* Records shown
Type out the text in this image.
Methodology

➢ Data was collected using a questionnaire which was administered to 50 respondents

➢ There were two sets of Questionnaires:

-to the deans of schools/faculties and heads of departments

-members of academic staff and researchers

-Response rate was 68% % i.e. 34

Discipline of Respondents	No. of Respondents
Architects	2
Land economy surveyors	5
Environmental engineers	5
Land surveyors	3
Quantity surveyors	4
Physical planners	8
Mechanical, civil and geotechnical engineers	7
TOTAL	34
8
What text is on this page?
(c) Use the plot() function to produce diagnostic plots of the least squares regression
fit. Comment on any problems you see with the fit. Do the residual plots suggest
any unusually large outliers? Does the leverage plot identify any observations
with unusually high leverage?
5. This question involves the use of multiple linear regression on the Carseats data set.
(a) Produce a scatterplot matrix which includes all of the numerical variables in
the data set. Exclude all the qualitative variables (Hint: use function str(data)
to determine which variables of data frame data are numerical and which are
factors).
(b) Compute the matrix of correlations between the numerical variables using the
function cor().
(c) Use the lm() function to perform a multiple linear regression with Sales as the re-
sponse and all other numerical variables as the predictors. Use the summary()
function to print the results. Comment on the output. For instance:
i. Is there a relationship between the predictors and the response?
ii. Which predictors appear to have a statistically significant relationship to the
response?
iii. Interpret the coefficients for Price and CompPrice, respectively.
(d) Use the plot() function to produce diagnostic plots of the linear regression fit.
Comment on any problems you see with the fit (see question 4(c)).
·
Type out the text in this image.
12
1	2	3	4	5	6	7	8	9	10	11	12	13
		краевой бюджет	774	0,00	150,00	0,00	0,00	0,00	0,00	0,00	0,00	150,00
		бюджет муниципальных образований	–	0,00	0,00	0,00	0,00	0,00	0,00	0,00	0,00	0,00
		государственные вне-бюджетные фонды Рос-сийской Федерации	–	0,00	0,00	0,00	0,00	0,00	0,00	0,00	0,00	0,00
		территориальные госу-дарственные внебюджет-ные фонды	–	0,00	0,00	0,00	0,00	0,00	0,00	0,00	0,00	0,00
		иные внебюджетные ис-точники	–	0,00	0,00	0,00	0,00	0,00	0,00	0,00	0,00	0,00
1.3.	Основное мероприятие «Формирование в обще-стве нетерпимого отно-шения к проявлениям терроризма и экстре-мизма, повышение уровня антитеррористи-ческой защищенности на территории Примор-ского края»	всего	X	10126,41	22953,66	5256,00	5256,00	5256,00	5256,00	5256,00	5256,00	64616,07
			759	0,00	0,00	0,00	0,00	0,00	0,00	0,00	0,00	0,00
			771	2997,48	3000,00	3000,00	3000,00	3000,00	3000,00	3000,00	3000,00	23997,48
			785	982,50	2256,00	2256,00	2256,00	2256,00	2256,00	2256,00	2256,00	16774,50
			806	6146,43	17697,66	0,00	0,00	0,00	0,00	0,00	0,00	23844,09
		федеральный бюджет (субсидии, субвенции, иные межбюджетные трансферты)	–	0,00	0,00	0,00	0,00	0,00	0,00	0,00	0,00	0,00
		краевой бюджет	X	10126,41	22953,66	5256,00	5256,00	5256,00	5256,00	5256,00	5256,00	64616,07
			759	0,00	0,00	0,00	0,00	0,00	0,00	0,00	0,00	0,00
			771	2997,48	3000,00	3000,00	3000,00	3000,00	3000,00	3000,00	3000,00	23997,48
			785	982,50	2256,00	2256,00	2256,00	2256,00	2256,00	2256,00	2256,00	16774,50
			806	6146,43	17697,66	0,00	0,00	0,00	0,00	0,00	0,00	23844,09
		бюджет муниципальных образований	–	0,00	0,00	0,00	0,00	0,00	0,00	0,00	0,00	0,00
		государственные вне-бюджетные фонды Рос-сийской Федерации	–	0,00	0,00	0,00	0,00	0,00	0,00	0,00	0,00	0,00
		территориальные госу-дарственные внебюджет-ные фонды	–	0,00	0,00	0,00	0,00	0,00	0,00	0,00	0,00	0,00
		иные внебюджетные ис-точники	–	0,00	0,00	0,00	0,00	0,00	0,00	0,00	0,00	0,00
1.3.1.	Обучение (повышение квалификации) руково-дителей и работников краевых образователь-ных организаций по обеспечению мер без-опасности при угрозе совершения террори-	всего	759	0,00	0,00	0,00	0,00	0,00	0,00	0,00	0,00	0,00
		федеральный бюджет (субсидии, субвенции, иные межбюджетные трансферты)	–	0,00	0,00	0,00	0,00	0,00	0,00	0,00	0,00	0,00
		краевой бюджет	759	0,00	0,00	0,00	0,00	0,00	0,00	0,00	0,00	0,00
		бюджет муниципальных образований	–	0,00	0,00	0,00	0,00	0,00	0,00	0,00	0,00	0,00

* Exercise
Copy out the whole listing exactly; please set it all down.

* The completed task
Type out the text in this image.
Methodology

➢ Data was collected using a questionnaire which was administered to 50 respondents

➢ There were two sets of Questionnaires:

-to the deans of schools/faculties and heads of departments

-members of academic staff and researchers

-Response rate was 68% % i.e. 34

Discipline of Respondents	No. of Respondents
Architects	2
Land economy surveyors	5
Environmental engineers	5
Land surveyors	3
Quantity surveyors	4
Physical planners	8
Mechanical, civil and geotechnical engineers	7
TOTAL	34
8
What text is on this page?
(c) Use the plot() function to produce diagnostic plots of the least squares regression
fit. Comment on any problems you see with the fit. Do the residual plots suggest
any unusually large outliers? Does the leverage plot identify any observations
with unusually high leverage?
5. This question involves the use of multiple linear regression on the Carseats data set.
(a) Produce a scatterplot matrix which includes all of the numerical variables in
the data set. Exclude all the qualitative variables (Hint: use function str(data)
to determine which variables of data frame data are numerical and which are
factors).
(b) Compute the matrix of correlations between the numerical variables using the
function cor().
(c) Use the lm() function to perform a multiple linear regression with Sales as the re-
sponse and all other numerical variables as the predictors. Use the summary()
function to print the results. Comment on the output. For instance:
i. Is there a relationship between the predictors and the response?
ii. Which predictors appear to have a statistically significant relationship to the
response?
iii. Interpret the coefficients for Price and CompPrice, respectively.
(d) Use the plot() function to produce diagnostic plots of the linear regression fit.
Comment on any problems you see with the fit (see question 4(c)).
·
Type out the text in this image.
12
1	2	3	4	5	6	7	8	9	10	11	12	13
		краевой бюджет	774	0,00	150,00	0,00	0,00	0,00	0,00	0,00	0,00	150,00
		бюджет муниципальных образований	–	0,00	0,00	0,00	0,00	0,00	0,00	0,00	0,00	0,00
		государственные вне-бюджетные фонды Рос-сийской Федерации	–	0,00	0,00	0,00	0,00	0,00	0,00	0,00	0,00	0,00
		территориальные госу-дарственные внебюджет-ные фонды	–	0,00	0,00	0,00	0,00	0,00	0,00	0,00	0,00	0,00
		иные внебюджетные ис-точники	–	0,00	0,00	0,00	0,00	0,00	0,00	0,00	0,00	0,00
1.3.	Основное мероприятие «Формирование в обще-стве нетерпимого отно-шения к проявлениям терроризма и экстре-мизма, повышение уровня антитеррористи-ческой защищенности на территории Примор-ского края»	всего	X	10126,41	22953,66	5256,00	5256,00	5256,00	5256,00	5256,00	5256,00	64616,07
			759	0,00	0,00	0,00	0,00	0,00	0,00	0,00	0,00	0,00
			771	2997,48	3000,00	3000,00	3000,00	3000,00	3000,00	3000,00	3000,00	23997,48
			785	982,50	2256,00	2256,00	2256,00	2256,00	2256,00	2256,00	2256,00	16774,50
			806	6146,43	17697,66	0,00	0,00	0,00	0,00	0,00	0,00	23844,09
		федеральный бюджет (субсидии, субвенции, иные межбюджетные трансферты)	–	0,00	0,00	0,00	0,00	0,00	0,00	0,00	0,00	0,00
		краевой бюджет	X	10126,41	22953,66	5256,00	5256,00	5256,00	5256,00	5256,00	5256,00	64616,07
			759	0,00	0,00	0,00	0,00	0,00	0,00	0,00	0,00	0,00
			771	2997,48	3000,00	3000,00	3000,00	3000,00	3000,00	3000,00	3000,00	23997,48
			785	982,50	2256,00	2256,00	2256,00	2256,00	2256,00	2256,00	2256,00	16774,50
			806	6146,43	17697,66	0,00	0,00	0,00	0,00	0,00	0,00	23844,09
		бюджет муниципальных образований	–	0,00	0,00	0,00	0,00	0,00	0,00	0,00	0,00	0,00
		государственные вне-бюджетные фонды Рос-сийской Федерации	–	0,00	0,00	0,00	0,00	0,00	0,00	0,00	0,00	0,00
		территориальные госу-дарственные внебюджет-ные фонды	–	0,00	0,00	0,00	0,00	0,00	0,00	0,00	0,00	0,00
		иные внебюджетные ис-точники	–	0,00	0,00	0,00	0,00	0,00	0,00	0,00	0,00	0,00
1.3.1.	Обучение (повышение квалификации) руково-дителей и работников краевых образователь-ных организаций по обеспечению мер без-опасности при угрозе совершения террори-	всего	759	0,00	0,00	0,00	0,00	0,00	0,00	0,00	0,00	0,00
		федеральный бюджет (субсидии, субвенции, иные межбюджетные трансферты)	–	0,00	0,00	0,00	0,00	0,00	0,00	0,00	0,00	0,00
		краевой бюджет	759	0,00	0,00	0,00	0,00	0,00	0,00	0,00	0,00	0,00
		бюджет муниципальных образований	–	0,00	0,00	0,00	0,00	0,00	0,00	0,00	0,00	0,00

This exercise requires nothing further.